**PROBLEM TO WORK ON**: Copy out each line of the material in which the word "Dominance" appears.

---

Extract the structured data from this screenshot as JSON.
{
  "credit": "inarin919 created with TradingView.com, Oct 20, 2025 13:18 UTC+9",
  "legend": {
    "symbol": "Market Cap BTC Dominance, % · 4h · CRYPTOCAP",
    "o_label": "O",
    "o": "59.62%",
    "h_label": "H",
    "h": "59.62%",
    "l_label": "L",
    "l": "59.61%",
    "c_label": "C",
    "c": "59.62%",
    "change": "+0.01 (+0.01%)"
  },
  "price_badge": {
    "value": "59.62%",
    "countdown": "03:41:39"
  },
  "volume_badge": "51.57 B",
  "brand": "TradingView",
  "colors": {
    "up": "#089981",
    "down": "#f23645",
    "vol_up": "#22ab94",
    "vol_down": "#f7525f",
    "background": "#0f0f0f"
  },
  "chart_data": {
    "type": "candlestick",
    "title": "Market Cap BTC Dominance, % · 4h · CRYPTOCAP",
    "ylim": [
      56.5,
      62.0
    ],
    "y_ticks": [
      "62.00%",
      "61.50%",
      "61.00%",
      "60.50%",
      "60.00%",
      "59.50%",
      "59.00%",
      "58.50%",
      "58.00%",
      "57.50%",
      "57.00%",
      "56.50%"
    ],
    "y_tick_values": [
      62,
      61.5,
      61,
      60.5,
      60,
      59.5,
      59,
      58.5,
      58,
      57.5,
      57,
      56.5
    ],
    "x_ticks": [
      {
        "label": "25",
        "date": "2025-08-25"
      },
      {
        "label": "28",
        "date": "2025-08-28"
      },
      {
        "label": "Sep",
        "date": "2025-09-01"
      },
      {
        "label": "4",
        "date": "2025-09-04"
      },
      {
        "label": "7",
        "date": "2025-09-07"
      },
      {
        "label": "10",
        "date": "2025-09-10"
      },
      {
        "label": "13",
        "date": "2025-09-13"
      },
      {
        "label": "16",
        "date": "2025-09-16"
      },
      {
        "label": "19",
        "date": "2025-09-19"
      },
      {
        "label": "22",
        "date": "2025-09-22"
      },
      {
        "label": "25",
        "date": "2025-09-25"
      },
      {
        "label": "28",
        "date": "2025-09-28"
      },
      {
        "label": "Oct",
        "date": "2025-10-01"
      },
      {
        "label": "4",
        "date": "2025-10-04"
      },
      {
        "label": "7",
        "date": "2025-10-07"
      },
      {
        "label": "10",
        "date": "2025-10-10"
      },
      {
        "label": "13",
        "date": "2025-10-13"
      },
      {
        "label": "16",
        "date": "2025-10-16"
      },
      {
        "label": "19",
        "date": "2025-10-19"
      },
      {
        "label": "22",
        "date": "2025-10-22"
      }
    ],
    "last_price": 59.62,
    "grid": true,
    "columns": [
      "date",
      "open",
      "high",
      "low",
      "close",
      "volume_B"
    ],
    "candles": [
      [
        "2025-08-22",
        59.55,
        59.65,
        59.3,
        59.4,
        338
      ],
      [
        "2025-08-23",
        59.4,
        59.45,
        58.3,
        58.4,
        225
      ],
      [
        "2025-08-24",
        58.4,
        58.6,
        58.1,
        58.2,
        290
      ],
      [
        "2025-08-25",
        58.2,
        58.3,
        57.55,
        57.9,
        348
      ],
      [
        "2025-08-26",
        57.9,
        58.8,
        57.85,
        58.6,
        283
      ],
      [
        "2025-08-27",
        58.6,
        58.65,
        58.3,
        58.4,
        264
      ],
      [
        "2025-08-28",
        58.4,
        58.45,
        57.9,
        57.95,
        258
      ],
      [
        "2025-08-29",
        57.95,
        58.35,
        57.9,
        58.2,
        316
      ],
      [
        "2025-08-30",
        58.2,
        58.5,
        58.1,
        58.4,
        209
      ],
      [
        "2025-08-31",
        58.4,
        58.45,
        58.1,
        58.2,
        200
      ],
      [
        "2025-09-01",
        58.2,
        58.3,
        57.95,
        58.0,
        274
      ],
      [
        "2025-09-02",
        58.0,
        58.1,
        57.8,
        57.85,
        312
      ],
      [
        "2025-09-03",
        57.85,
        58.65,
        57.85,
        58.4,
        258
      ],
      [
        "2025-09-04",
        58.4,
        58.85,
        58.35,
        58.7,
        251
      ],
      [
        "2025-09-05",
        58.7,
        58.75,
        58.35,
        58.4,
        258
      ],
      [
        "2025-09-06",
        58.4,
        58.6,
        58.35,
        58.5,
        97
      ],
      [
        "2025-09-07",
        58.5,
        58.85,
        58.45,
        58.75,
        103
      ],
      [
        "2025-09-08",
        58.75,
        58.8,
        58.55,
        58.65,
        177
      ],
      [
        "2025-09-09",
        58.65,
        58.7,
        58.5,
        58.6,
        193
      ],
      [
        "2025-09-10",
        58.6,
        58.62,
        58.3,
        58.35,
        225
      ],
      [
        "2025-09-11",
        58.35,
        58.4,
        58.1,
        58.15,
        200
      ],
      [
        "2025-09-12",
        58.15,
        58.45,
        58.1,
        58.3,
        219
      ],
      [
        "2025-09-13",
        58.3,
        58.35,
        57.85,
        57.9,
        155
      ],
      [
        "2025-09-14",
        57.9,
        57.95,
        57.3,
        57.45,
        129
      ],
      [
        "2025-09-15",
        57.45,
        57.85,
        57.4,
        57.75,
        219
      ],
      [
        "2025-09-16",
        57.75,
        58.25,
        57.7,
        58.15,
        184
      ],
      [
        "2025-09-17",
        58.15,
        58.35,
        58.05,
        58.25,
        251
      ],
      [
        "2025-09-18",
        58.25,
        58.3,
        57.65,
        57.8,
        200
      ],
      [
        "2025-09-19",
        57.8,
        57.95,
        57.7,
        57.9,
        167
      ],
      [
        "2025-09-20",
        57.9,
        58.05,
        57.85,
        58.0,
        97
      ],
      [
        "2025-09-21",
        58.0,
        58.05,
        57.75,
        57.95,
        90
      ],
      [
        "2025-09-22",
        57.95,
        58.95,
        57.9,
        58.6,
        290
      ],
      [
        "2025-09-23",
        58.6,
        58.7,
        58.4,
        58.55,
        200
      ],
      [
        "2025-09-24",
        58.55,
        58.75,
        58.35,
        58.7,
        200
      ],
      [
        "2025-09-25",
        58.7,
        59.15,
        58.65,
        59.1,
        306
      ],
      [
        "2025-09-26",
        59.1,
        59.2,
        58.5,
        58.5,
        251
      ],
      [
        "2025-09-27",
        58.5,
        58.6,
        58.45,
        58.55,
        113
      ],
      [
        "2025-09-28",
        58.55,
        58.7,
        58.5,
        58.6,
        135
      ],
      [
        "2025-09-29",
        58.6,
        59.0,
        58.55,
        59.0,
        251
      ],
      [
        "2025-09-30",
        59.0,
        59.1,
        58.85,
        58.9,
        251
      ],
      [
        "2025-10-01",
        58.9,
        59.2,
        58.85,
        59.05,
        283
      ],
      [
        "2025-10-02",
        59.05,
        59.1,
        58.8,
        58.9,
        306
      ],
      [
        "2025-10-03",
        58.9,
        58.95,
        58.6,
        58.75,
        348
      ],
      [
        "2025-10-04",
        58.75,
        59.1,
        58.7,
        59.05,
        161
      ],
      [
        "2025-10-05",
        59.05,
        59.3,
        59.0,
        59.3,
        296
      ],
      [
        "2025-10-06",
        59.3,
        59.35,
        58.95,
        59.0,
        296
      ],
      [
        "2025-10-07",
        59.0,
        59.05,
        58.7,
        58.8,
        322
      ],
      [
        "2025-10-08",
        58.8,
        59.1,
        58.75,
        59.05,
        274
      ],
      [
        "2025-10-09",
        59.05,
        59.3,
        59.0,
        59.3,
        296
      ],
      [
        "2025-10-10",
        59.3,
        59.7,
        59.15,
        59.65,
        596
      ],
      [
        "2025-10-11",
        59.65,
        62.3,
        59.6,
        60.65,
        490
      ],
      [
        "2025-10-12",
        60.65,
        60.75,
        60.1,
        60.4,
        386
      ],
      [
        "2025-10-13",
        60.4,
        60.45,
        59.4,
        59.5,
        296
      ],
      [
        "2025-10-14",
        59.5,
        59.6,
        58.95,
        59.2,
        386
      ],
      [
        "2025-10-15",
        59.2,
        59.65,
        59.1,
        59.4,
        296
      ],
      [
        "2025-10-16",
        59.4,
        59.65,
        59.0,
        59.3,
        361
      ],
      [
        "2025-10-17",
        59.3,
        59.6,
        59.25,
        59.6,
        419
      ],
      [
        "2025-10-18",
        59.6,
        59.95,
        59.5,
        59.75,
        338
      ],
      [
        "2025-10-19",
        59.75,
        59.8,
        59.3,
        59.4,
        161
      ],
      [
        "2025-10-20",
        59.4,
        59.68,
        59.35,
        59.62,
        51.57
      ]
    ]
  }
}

---

**FINAL RESULT**:
    "symbol": "Market Cap BTC Dominance, % · 4h · CRYPTOCAP",
    "title": "Market Cap BTC Dominance, % · 4h · CRYPTOCAP",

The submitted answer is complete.